WHAT YOU ARE ASKED TO DO -
Would you retype, word for word, the line with "Extract all readable text from this page." and every line after it through the end of the records below?
[START]
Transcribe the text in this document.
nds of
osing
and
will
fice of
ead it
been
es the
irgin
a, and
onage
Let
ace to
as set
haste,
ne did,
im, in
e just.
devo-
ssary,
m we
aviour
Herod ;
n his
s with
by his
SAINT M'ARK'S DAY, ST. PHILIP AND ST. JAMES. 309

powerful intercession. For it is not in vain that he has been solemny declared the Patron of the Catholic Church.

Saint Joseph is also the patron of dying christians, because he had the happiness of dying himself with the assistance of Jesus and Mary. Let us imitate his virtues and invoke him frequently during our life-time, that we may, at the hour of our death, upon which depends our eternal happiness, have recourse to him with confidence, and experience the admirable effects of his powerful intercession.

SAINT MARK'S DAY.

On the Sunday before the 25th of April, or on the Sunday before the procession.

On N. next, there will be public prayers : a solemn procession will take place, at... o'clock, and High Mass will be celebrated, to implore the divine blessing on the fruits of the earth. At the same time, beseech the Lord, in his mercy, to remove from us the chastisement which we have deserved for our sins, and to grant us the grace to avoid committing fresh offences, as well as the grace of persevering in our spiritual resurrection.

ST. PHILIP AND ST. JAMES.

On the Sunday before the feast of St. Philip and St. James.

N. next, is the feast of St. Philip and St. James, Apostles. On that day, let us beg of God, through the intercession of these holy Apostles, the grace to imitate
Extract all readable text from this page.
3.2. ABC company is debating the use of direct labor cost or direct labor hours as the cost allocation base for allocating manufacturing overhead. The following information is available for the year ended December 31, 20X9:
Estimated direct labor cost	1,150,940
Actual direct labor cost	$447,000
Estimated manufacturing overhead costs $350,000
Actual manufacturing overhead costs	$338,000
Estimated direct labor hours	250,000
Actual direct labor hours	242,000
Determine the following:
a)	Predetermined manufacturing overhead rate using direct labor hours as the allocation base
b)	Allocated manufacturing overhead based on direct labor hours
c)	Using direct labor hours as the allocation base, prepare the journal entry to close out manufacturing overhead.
[END]
ANSWER TO THE EXERCISE -
Extract all readable text from this page.
3.2. ABC company is debating the use of direct labor cost or direct labor hours as the cost allocation base for allocating manufacturing overhead. The following information is available for the year ended December 31, 20X9:
Estimated direct labor cost	1,150,940
Actual direct labor cost	$447,000
Estimated manufacturing overhead costs $350,000
Actual manufacturing overhead costs	$338,000
Estimated direct labor hours	250,000
Actual direct labor hours	242,000
Determine the following:
a)	Predetermined manufacturing overhead rate using direct labor hours as the allocation base
b)	Allocated manufacturing overhead based on direct labor hours
c)	Using direct labor hours as the allocation base, prepare the journal entry to close out manufacturing overhead.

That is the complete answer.